Request –
Leave out the pictures and repeat the data exactly.

## BEGIN Records

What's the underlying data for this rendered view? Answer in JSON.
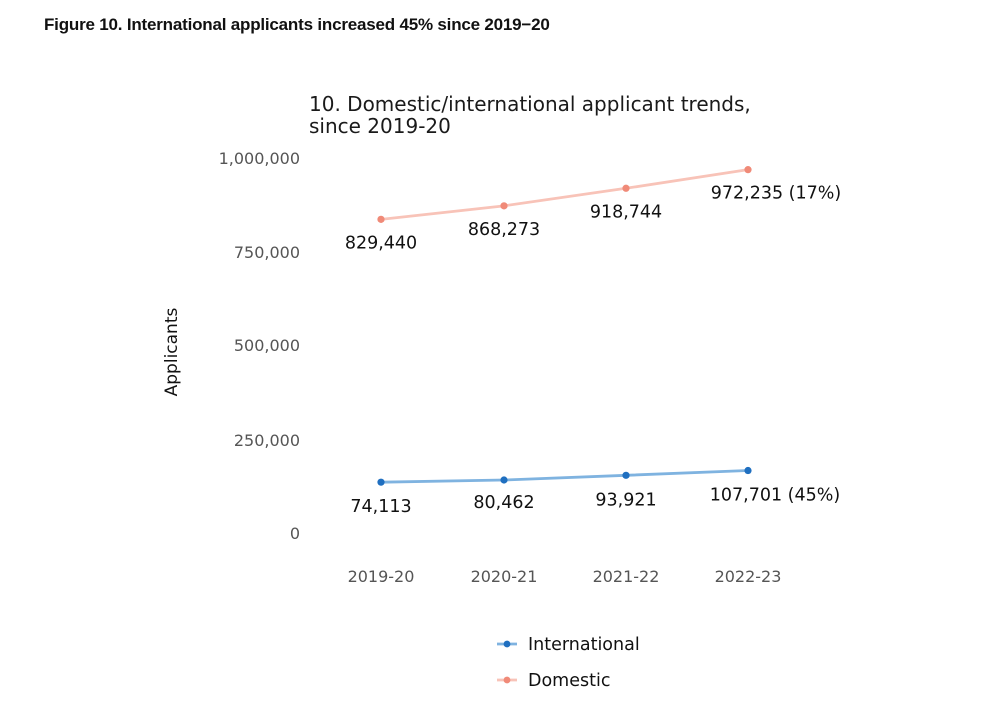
{
  "figure_caption": "Figure 10. International applicants increased 45% since 2019−20",
  "chart_data": {
    "type": "line",
    "title_lines": [
      "10. Domestic/international applicant trends,",
      "since 2019-20"
    ],
    "xlabel": "",
    "ylabel": "Applicants",
    "categories": [
      "2019-20",
      "2020-21",
      "2021-22",
      "2022-23"
    ],
    "yticks": [
      0,
      250000,
      500000,
      750000,
      1000000
    ],
    "ytick_labels": [
      "0",
      "250,000",
      "500,000",
      "750,000",
      "1,000,000"
    ],
    "ylim": [
      0,
      1000000
    ],
    "grid": false,
    "legend_position": "bottom",
    "series": [
      {
        "name": "International",
        "color": "#1f6fc0",
        "line_color": "#7fb3e0",
        "values": [
          74113,
          80462,
          93921,
          107701
        ],
        "labels": [
          "74,113",
          "80,462",
          "93,921",
          "107,701 (45%)"
        ]
      },
      {
        "name": "Domestic",
        "color": "#f08a78",
        "line_color": "#f8c3b8",
        "values": [
          829440,
          868273,
          918744,
          972235
        ],
        "labels": [
          "829,440",
          "868,273",
          "918,744",
          "972,235 (17%)"
        ]
      }
    ]
  }
}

## END Records

Correct answer –
What's the underlying data for this rendered view? Answer in JSON.
{
  "figure_caption": "Figure 10. International applicants increased 45% since 2019−20",
  "chart_data": {
    "type": "line",
    "title_lines": [
      "10. Domestic/international applicant trends,",
      "since 2019-20"
    ],
    "xlabel": "",
    "ylabel": "Applicants",
    "categories": [
      "2019-20",
      "2020-21",
      "2021-22",
      "2022-23"
    ],
    "yticks": [
      0,
      250000,
      500000,
      750000,
      1000000
    ],
    "ytick_labels": [
      "0",
      "250,000",
      "500,000",
      "750,000",
      "1,000,000"
    ],
    "ylim": [
      0,
      1000000
    ],
    "grid": false,
    "legend_position": "bottom",
    "series": [
      {
        "name": "International",
        "color": "#1f6fc0",
        "line_color": "#7fb3e0",
        "values": [
          74113,
          80462,
          93921,
          107701
        ],
        "labels": [
          "74,113",
          "80,462",
          "93,921",
          "107,701 (45%)"
        ]
      },
      {
        "name": "Domestic",
        "color": "#f08a78",
        "line_color": "#f8c3b8",
        "values": [
          829440,
          868273,
          918744,
          972235
        ],
        "labels": [
          "829,440",
          "868,273",
          "918,744",
          "972,235 (17%)"
        ]
      }
    ]
  }
}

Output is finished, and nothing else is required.